> Entries provided:
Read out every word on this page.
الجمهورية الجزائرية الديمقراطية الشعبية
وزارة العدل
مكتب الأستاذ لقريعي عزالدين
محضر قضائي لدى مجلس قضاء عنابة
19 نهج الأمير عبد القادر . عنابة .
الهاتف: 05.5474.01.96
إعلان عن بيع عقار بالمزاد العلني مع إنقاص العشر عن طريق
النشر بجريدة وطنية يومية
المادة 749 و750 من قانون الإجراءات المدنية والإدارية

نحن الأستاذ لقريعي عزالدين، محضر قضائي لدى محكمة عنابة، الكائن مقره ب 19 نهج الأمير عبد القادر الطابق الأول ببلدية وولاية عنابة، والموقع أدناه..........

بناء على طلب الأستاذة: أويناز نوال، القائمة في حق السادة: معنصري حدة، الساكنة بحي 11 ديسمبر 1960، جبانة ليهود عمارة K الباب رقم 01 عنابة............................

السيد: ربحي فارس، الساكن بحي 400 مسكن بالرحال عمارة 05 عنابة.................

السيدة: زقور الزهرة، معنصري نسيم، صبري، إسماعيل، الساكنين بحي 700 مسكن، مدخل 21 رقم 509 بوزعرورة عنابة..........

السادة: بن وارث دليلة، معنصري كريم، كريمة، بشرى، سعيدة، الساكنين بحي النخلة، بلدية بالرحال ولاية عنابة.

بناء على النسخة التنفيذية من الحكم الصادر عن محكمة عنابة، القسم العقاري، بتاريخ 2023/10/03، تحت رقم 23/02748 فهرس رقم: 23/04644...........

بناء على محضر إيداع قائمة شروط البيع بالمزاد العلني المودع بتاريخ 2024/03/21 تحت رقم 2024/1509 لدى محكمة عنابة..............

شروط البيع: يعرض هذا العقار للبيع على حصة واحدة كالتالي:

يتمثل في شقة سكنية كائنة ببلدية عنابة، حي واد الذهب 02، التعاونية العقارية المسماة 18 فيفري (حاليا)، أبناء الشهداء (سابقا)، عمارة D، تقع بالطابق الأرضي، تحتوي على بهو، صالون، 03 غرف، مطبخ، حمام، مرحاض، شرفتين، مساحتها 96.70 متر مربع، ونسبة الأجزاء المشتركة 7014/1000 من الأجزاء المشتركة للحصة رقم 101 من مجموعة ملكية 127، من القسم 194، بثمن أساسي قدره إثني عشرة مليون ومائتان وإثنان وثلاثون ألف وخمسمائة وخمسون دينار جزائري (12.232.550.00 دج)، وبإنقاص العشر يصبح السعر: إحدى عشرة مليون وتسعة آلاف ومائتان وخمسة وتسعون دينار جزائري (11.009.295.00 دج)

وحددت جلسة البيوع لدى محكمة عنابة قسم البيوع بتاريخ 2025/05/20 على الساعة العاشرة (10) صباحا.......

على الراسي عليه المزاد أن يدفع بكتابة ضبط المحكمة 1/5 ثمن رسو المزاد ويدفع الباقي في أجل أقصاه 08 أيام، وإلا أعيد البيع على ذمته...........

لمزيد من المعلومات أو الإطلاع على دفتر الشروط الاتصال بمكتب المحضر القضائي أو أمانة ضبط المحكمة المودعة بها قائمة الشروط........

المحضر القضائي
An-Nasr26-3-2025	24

> Short problem:
Copy out the material word for word and line for line.

> Exercise result:
Read out every word on this page.
الجمهورية الجزائرية الديمقراطية الشعبية
وزارة العدل
مكتب الأستاذ لقريعي عزالدين
محضر قضائي لدى مجلس قضاء عنابة
19 نهج الأمير عبد القادر . عنابة .
الهاتف: 05.5474.01.96
إعلان عن بيع عقار بالمزاد العلني مع إنقاص العشر عن طريق
النشر بجريدة وطنية يومية
المادة 749 و750 من قانون الإجراءات المدنية والإدارية

نحن الأستاذ لقريعي عزالدين، محضر قضائي لدى محكمة عنابة، الكائن مقره ب 19 نهج الأمير عبد القادر الطابق الأول ببلدية وولاية عنابة، والموقع أدناه..........

بناء على طلب الأستاذة: أويناز نوال، القائمة في حق السادة: معنصري حدة، الساكنة بحي 11 ديسمبر 1960، جبانة ليهود عمارة K الباب رقم 01 عنابة............................

السيد: ربحي فارس، الساكن بحي 400 مسكن بالرحال عمارة 05 عنابة.................

السيدة: زقور الزهرة، معنصري نسيم، صبري، إسماعيل، الساكنين بحي 700 مسكن، مدخل 21 رقم 509 بوزعرورة عنابة..........

السادة: بن وارث دليلة، معنصري كريم، كريمة، بشرى، سعيدة، الساكنين بحي النخلة، بلدية بالرحال ولاية عنابة.

بناء على النسخة التنفيذية من الحكم الصادر عن محكمة عنابة، القسم العقاري، بتاريخ 2023/10/03، تحت رقم 23/02748 فهرس رقم: 23/04644...........

بناء على محضر إيداع قائمة شروط البيع بالمزاد العلني المودع بتاريخ 2024/03/21 تحت رقم 2024/1509 لدى محكمة عنابة..............

شروط البيع: يعرض هذا العقار للبيع على حصة واحدة كالتالي:

يتمثل في شقة سكنية كائنة ببلدية عنابة، حي واد الذهب 02، التعاونية العقارية المسماة 18 فيفري (حاليا)، أبناء الشهداء (سابقا)، عمارة D، تقع بالطابق الأرضي، تحتوي على بهو، صالون، 03 غرف، مطبخ، حمام، مرحاض، شرفتين، مساحتها 96.70 متر مربع، ونسبة الأجزاء المشتركة 7014/1000 من الأجزاء المشتركة للحصة رقم 101 من مجموعة ملكية 127، من القسم 194، بثمن أساسي قدره إثني عشرة مليون ومائتان وإثنان وثلاثون ألف وخمسمائة وخمسون دينار جزائري (12.232.550.00 دج)، وبإنقاص العشر يصبح السعر: إحدى عشرة مليون وتسعة آلاف ومائتان وخمسة وتسعون دينار جزائري (11.009.295.00 دج)

وحددت جلسة البيوع لدى محكمة عنابة قسم البيوع بتاريخ 2025/05/20 على الساعة العاشرة (10) صباحا.......

على الراسي عليه المزاد أن يدفع بكتابة ضبط المحكمة 1/5 ثمن رسو المزاد ويدفع الباقي في أجل أقصاه 08 أيام، وإلا أعيد البيع على ذمته...........

لمزيد من المعلومات أو الإطلاع على دفتر الشروط الاتصال بمكتب المحضر القضائي أو أمانة ضبط المحكمة المودعة بها قائمة الشروط........

المحضر القضائي
An-Nasr26-3-2025	24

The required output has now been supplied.